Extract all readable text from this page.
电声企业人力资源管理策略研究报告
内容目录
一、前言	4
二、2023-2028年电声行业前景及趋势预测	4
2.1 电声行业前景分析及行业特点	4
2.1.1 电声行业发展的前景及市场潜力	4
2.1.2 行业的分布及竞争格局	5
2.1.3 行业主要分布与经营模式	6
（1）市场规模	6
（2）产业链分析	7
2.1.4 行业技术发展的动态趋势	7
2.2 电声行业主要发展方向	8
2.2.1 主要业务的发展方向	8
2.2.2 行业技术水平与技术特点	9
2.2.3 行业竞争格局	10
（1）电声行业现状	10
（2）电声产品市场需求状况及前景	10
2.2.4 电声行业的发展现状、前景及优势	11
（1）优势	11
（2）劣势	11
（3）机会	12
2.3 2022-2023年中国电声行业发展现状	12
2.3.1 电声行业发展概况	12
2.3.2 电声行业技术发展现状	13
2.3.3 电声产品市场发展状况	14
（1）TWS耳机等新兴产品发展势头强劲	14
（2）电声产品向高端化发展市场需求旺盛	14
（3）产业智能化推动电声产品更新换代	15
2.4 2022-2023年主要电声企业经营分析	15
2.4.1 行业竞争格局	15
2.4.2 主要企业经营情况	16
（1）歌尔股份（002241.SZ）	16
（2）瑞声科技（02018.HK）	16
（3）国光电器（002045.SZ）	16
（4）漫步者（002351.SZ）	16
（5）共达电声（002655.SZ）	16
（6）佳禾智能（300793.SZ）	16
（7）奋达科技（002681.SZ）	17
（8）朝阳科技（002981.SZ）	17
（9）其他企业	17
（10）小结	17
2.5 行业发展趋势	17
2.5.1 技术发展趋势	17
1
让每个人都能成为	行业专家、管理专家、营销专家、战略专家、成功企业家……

What the task asks — Write down every line of the data exactly as it appears above.

Answer —
Extract all readable text from this page.
电声企业人力资源管理策略研究报告
内容目录
一、前言	4
二、2023-2028年电声行业前景及趋势预测	4
2.1 电声行业前景分析及行业特点	4
2.1.1 电声行业发展的前景及市场潜力	4
2.1.2 行业的分布及竞争格局	5
2.1.3 行业主要分布与经营模式	6
（1）市场规模	6
（2）产业链分析	7
2.1.4 行业技术发展的动态趋势	7
2.2 电声行业主要发展方向	8
2.2.1 主要业务的发展方向	8
2.2.2 行业技术水平与技术特点	9
2.2.3 行业竞争格局	10
（1）电声行业现状	10
（2）电声产品市场需求状况及前景	10
2.2.4 电声行业的发展现状、前景及优势	11
（1）优势	11
（2）劣势	11
（3）机会	12
2.3 2022-2023年中国电声行业发展现状	12
2.3.1 电声行业发展概况	12
2.3.2 电声行业技术发展现状	13
2.3.3 电声产品市场发展状况	14
（1）TWS耳机等新兴产品发展势头强劲	14
（2）电声产品向高端化发展市场需求旺盛	14
（3）产业智能化推动电声产品更新换代	15
2.4 2022-2023年主要电声企业经营分析	15
2.4.1 行业竞争格局	15
2.4.2 主要企业经营情况	16
（1）歌尔股份（002241.SZ）	16
（2）瑞声科技（02018.HK）	16
（3）国光电器（002045.SZ）	16
（4）漫步者（002351.SZ）	16
（5）共达电声（002655.SZ）	16
（6）佳禾智能（300793.SZ）	16
（7）奋达科技（002681.SZ）	17
（8）朝阳科技（002981.SZ）	17
（9）其他企业	17
（10）小结	17
2.5 行业发展趋势	17
2.5.1 技术发展趋势	17
1
让每个人都能成为	行业专家、管理专家、营销专家、战略专家、成功企业家……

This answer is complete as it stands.